(Dataset excerpt)
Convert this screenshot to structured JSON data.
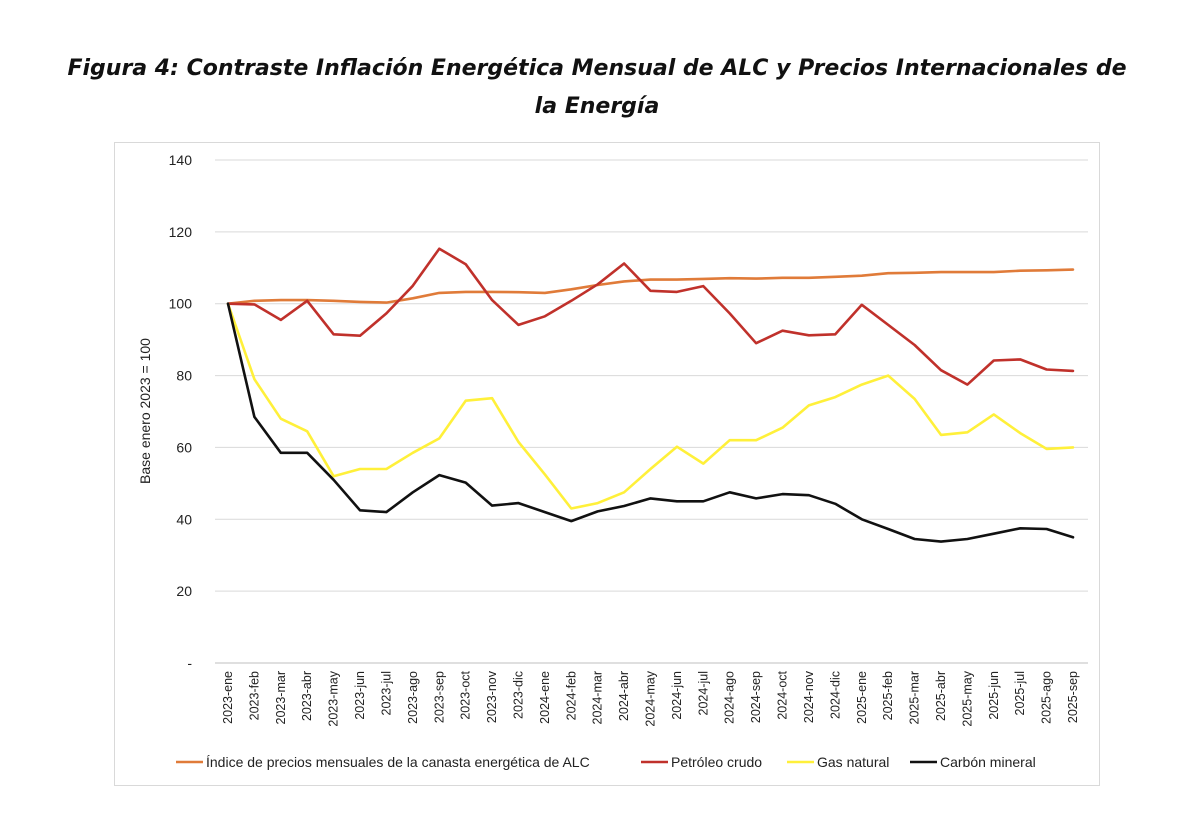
{
  "figure": {
    "title": "Figura 4: Contraste Inflación Energética Mensual de ALC y Precios Internacionales de la Energía"
  },
  "chart_data": {
    "type": "line",
    "title": "Figura 4: Contraste Inflación Energética Mensual de ALC y Precios Internacionales de la Energía",
    "xlabel": "",
    "ylabel": "Base enero 2023 = 100",
    "ylim": [
      0,
      140
    ],
    "yticks": [
      0,
      20,
      40,
      60,
      80,
      100,
      120,
      140
    ],
    "ytick_labels": [
      "-",
      "20",
      "40",
      "60",
      "80",
      "100",
      "120",
      "140"
    ],
    "grid": true,
    "legend_position": "bottom",
    "categories": [
      "2023-ene",
      "2023-feb",
      "2023-mar",
      "2023-abr",
      "2023-may",
      "2023-jun",
      "2023-jul",
      "2023-ago",
      "2023-sep",
      "2023-oct",
      "2023-nov",
      "2023-dic",
      "2024-ene",
      "2024-feb",
      "2024-mar",
      "2024-abr",
      "2024-may",
      "2024-jun",
      "2024-jul",
      "2024-ago",
      "2024-sep",
      "2024-oct",
      "2024-nov",
      "2024-dic",
      "2025-ene",
      "2025-feb",
      "2025-mar",
      "2025-abr",
      "2025-may",
      "2025-jun",
      "2025-jul",
      "2025-ago",
      "2025-sep"
    ],
    "series": [
      {
        "name": "Índice de precios mensuales de la canasta energética de ALC",
        "color": "#E07B39",
        "values": [
          100,
          100.8,
          101,
          101,
          100.8,
          100.5,
          100.3,
          101.5,
          103,
          103.3,
          103.3,
          103.2,
          103,
          104,
          105.2,
          106.2,
          106.7,
          106.7,
          106.9,
          107.1,
          107,
          107.2,
          107.2,
          107.5,
          107.8,
          108.5,
          108.6,
          108.8,
          108.8,
          108.8,
          109.2,
          109.3,
          109.5
        ]
      },
      {
        "name": "Petróleo crudo",
        "color": "#C0312B",
        "values": [
          100,
          99.8,
          95.5,
          100.8,
          91.5,
          91.1,
          97.3,
          105,
          115.3,
          111,
          101,
          94.1,
          96.5,
          100.8,
          105.4,
          111.2,
          103.6,
          103.3,
          104.9,
          97.3,
          89,
          92.5,
          91.2,
          91.5,
          99.7,
          94.1,
          88.5,
          81.5,
          77.5,
          84.2,
          84.5,
          81.7,
          81.3
        ]
      },
      {
        "name": "Gas natural",
        "color": "#FFF03A",
        "values": [
          100,
          79,
          68,
          64.5,
          52,
          54,
          54,
          58.5,
          62.5,
          73,
          73.7,
          61.5,
          52.5,
          43,
          44.5,
          47.5,
          54,
          60.2,
          55.5,
          62,
          62,
          65.5,
          71.7,
          74,
          77.5,
          80,
          73.5,
          63.5,
          64.2,
          69.2,
          64,
          59.6,
          60
        ]
      },
      {
        "name": "Carbón mineral",
        "color": "#111111",
        "values": [
          100,
          68.5,
          58.5,
          58.5,
          51,
          42.5,
          42,
          47.5,
          52.3,
          50.2,
          43.8,
          44.5,
          42,
          39.5,
          42.2,
          43.7,
          45.8,
          45,
          45,
          47.5,
          45.8,
          47,
          46.7,
          44.3,
          40,
          37.3,
          34.5,
          33.8,
          34.5,
          36,
          37.5,
          37.3,
          35
        ]
      }
    ]
  }
}
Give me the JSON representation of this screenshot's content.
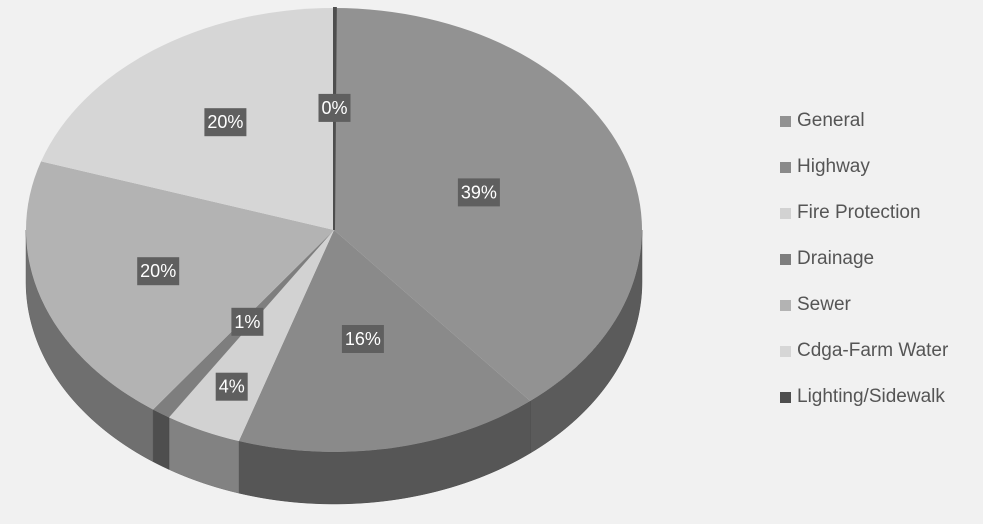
{
  "chart_data": {
    "type": "pie",
    "categories": [
      "General",
      "Highway",
      "Fire Protection",
      "Drainage",
      "Sewer",
      "Cdga-Farm Water",
      "Lighting/Sidewalk"
    ],
    "values": [
      39,
      16,
      4,
      1,
      20,
      20,
      0
    ],
    "data_labels": [
      "39%",
      "16%",
      "4%",
      "1%",
      "20%",
      "20%",
      "0%"
    ],
    "colors": [
      "#929292",
      "#8a8a8a",
      "#d2d2d2",
      "#7e7e7e",
      "#b3b3b3",
      "#d6d6d6",
      "#4e4e4e"
    ],
    "legend_position": "right",
    "style": "3d"
  },
  "legend": {
    "items": [
      {
        "label": "General",
        "color": "#929292"
      },
      {
        "label": "Highway",
        "color": "#8a8a8a"
      },
      {
        "label": "Fire Protection",
        "color": "#d2d2d2"
      },
      {
        "label": "Drainage",
        "color": "#7e7e7e"
      },
      {
        "label": "Sewer",
        "color": "#b3b3b3"
      },
      {
        "label": "Cdga-Farm Water",
        "color": "#d6d6d6"
      },
      {
        "label": "Lighting/Sidewalk",
        "color": "#4e4e4e"
      }
    ]
  }
}
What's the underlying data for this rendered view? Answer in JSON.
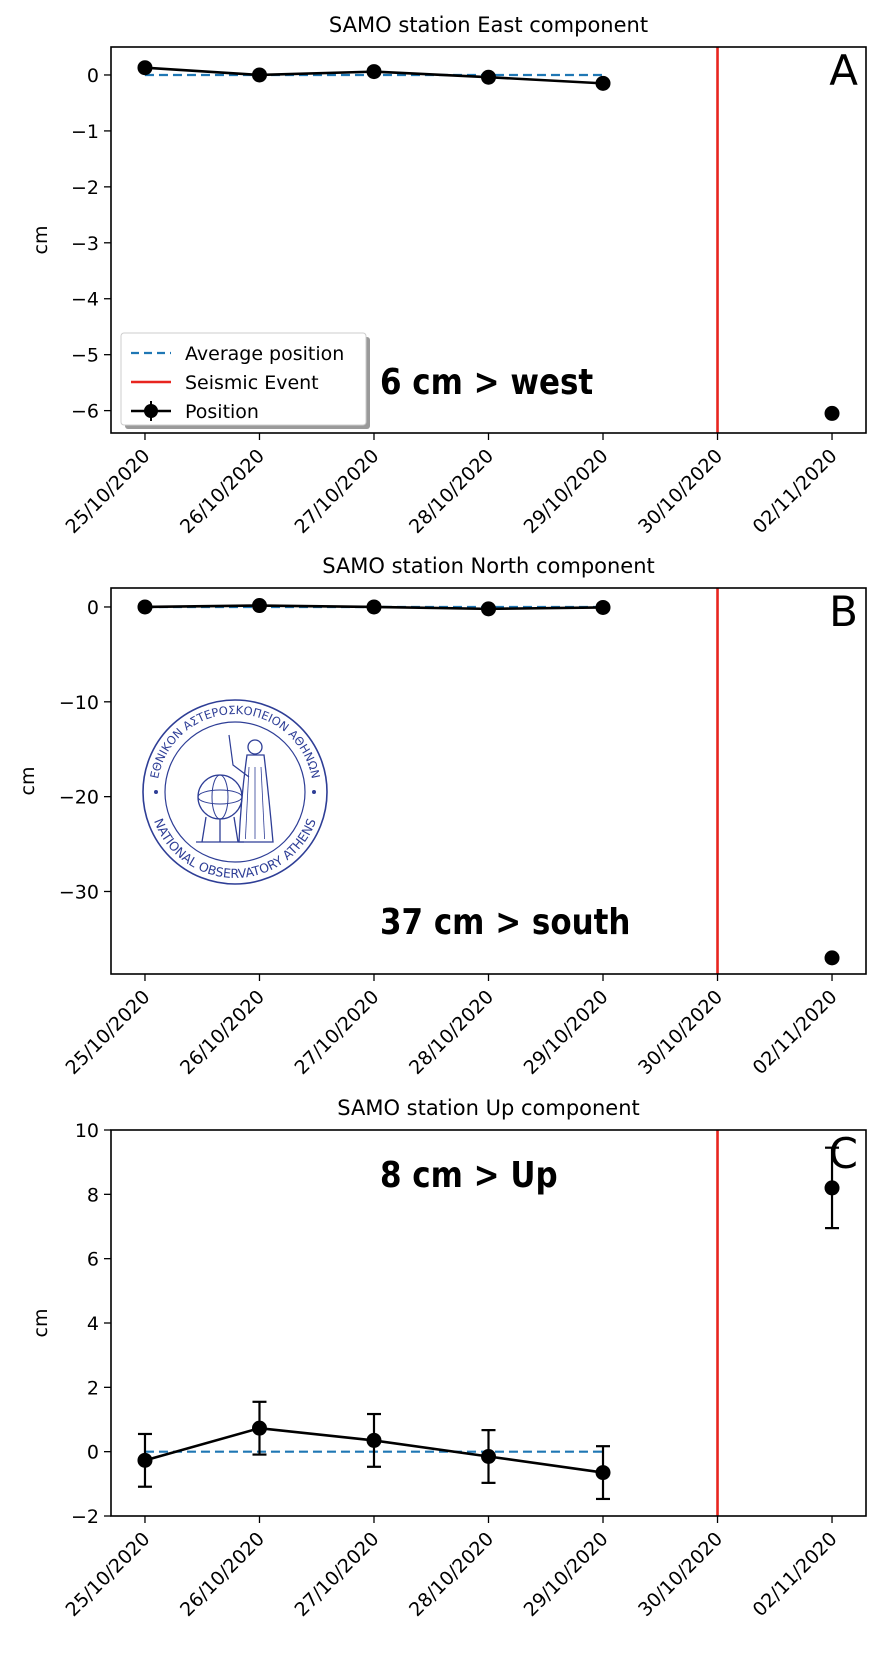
{
  "colors": {
    "average": "#1f77b4",
    "event": "#e8251f",
    "position": "#000000",
    "seal": "#2e3e96"
  },
  "chart_data": [
    {
      "type": "line",
      "title": "SAMO station East component",
      "ylabel": "cm",
      "panel_label": "A",
      "annotation": "6 cm > west",
      "categories": [
        "25/10/2020",
        "26/10/2020",
        "27/10/2020",
        "28/10/2020",
        "29/10/2020",
        "30/10/2020",
        "02/11/2020"
      ],
      "ylim": [
        -6.4,
        0.5
      ],
      "yticks": [
        0,
        -1,
        -2,
        -3,
        -4,
        -5,
        -6
      ],
      "ytick_labels": [
        "0",
        "−1",
        "−2",
        "−3",
        "−4",
        "−5",
        "−6"
      ],
      "event_category": "30/10/2020",
      "average": {
        "value": 0,
        "from": "25/10/2020",
        "to": "29/10/2020"
      },
      "position": [
        {
          "x": "25/10/2020",
          "y": 0.13,
          "err": 0.03
        },
        {
          "x": "26/10/2020",
          "y": 0.0,
          "err": 0.03
        },
        {
          "x": "27/10/2020",
          "y": 0.06,
          "err": 0.03
        },
        {
          "x": "28/10/2020",
          "y": -0.04,
          "err": 0.03
        },
        {
          "x": "29/10/2020",
          "y": -0.15,
          "err": 0.03
        }
      ],
      "post_event": [
        {
          "x": "02/11/2020",
          "y": -6.05,
          "err": 0.03
        }
      ],
      "legend": {
        "placement": "lower-left",
        "entries": [
          {
            "label": "Average position",
            "kind": "average"
          },
          {
            "label": "Seismic Event",
            "kind": "event"
          },
          {
            "label": " Position",
            "kind": "position"
          }
        ]
      }
    },
    {
      "type": "line",
      "title": "SAMO station North component",
      "ylabel": "cm",
      "panel_label": "B",
      "annotation": "37 cm > south",
      "categories": [
        "25/10/2020",
        "26/10/2020",
        "27/10/2020",
        "28/10/2020",
        "29/10/2020",
        "30/10/2020",
        "02/11/2020"
      ],
      "ylim": [
        -38.7,
        2.0
      ],
      "yticks": [
        0,
        -10,
        -20,
        -30
      ],
      "ytick_labels": [
        "0",
        "−10",
        "−20",
        "−30"
      ],
      "event_category": "30/10/2020",
      "average": {
        "value": 0,
        "from": "25/10/2020",
        "to": "29/10/2020"
      },
      "position": [
        {
          "x": "25/10/2020",
          "y": 0.0,
          "err": 0.1
        },
        {
          "x": "26/10/2020",
          "y": 0.15,
          "err": 0.1
        },
        {
          "x": "27/10/2020",
          "y": 0.0,
          "err": 0.1
        },
        {
          "x": "28/10/2020",
          "y": -0.2,
          "err": 0.1
        },
        {
          "x": "29/10/2020",
          "y": -0.05,
          "err": 0.1
        }
      ],
      "post_event": [
        {
          "x": "02/11/2020",
          "y": -37.0,
          "err": 0.1
        }
      ],
      "seal": {
        "outer_text": "ΕΘΝΙΚΟΝ ΑΣΤΕΡΟΣΚΟΠΕΙΟΝ ΑΘΗΝΩΝ",
        "inner_text": "NATIONAL OBSERVATORY ATHENS"
      }
    },
    {
      "type": "line",
      "title": "SAMO station Up component",
      "ylabel": "cm",
      "panel_label": "C",
      "annotation": "8 cm > Up",
      "categories": [
        "25/10/2020",
        "26/10/2020",
        "27/10/2020",
        "28/10/2020",
        "29/10/2020",
        "30/10/2020",
        "02/11/2020"
      ],
      "ylim": [
        -2,
        10
      ],
      "yticks": [
        10,
        8,
        6,
        4,
        2,
        0,
        -2
      ],
      "ytick_labels": [
        "10",
        "8",
        "6",
        "4",
        "2",
        "0",
        "−2"
      ],
      "event_category": "30/10/2020",
      "average": {
        "value": 0,
        "from": "25/10/2020",
        "to": "29/10/2020"
      },
      "position": [
        {
          "x": "25/10/2020",
          "y": -0.27,
          "err": 0.82
        },
        {
          "x": "26/10/2020",
          "y": 0.73,
          "err": 0.82
        },
        {
          "x": "27/10/2020",
          "y": 0.35,
          "err": 0.82
        },
        {
          "x": "28/10/2020",
          "y": -0.15,
          "err": 0.82
        },
        {
          "x": "29/10/2020",
          "y": -0.65,
          "err": 0.82
        }
      ],
      "post_event": [
        {
          "x": "02/11/2020",
          "y": 8.2,
          "err": 1.25
        }
      ]
    }
  ]
}
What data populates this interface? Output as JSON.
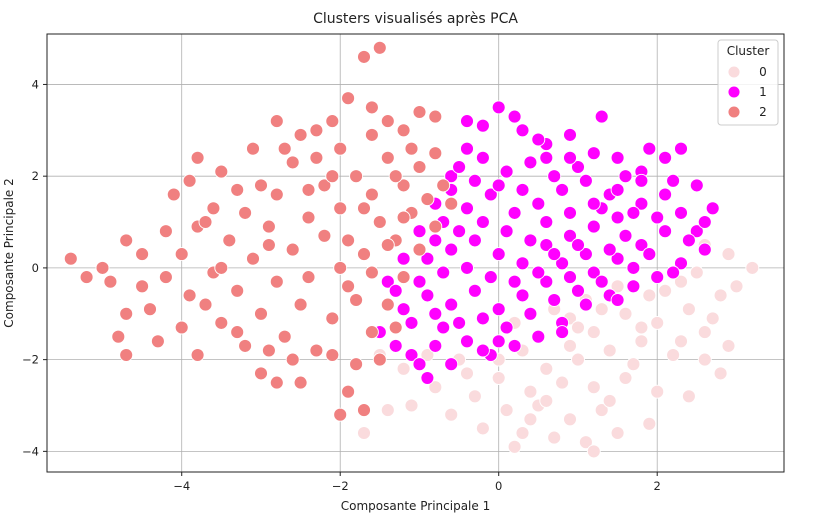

DO THIS: Look over the material above and show each line where "SAMO" appears.

SOLUTION FOR THIS EXERCISE:
      "title": "SAMO station East component",
      "title": "SAMO station North component",
      "title": "SAMO station Up component",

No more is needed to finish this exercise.